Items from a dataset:

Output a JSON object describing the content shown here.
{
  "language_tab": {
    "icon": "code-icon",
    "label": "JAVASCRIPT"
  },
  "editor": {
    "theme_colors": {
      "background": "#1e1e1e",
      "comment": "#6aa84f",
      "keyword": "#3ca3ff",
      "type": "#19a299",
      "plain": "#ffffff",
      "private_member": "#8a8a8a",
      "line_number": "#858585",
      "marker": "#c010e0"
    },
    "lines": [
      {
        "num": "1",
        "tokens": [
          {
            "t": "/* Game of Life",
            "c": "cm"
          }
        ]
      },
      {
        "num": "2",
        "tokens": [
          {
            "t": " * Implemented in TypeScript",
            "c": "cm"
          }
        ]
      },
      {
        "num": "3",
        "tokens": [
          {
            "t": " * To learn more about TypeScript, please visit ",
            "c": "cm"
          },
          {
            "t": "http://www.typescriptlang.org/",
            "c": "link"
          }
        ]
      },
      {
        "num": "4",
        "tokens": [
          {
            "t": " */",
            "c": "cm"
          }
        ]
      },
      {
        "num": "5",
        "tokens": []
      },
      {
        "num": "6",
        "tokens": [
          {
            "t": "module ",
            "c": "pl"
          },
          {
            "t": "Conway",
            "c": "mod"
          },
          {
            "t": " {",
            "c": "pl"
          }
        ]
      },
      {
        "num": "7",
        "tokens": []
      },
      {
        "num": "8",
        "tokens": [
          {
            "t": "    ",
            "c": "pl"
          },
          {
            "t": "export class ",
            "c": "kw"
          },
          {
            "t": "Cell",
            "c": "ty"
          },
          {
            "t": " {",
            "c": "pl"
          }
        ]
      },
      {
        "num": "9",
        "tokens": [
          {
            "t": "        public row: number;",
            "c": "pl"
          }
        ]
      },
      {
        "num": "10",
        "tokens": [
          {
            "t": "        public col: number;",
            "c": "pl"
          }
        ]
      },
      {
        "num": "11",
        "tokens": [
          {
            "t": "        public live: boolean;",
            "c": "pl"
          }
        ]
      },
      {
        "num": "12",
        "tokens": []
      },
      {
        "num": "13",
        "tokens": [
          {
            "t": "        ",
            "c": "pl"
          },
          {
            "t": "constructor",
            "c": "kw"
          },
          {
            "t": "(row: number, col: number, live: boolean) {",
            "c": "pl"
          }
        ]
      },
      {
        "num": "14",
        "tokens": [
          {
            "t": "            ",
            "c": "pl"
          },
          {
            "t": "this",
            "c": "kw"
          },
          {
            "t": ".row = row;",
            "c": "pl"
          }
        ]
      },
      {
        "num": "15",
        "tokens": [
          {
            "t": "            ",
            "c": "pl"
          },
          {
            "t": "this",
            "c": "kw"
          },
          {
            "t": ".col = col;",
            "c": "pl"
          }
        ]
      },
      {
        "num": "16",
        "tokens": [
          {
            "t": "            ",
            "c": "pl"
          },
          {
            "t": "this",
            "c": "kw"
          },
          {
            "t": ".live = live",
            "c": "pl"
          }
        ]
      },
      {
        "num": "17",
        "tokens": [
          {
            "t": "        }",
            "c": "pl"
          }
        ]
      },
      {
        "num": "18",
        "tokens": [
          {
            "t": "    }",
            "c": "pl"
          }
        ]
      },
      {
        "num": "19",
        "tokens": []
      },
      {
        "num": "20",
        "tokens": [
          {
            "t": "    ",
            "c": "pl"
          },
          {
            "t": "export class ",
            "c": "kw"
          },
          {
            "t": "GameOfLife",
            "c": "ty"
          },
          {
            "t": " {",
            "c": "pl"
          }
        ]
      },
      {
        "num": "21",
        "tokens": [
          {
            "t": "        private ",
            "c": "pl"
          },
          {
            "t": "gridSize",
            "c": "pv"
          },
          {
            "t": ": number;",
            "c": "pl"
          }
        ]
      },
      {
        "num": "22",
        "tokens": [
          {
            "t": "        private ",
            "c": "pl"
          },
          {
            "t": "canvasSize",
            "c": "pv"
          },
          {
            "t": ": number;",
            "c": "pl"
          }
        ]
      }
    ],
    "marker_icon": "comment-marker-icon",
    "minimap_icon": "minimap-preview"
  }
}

* AIM
Gather each line of the listing that holds the string "live".

* WORKED ANSWER
            "t": "        public live: boolean;",
            "t": "(row: number, col: number, live: boolean) {",
            "t": ".live = live",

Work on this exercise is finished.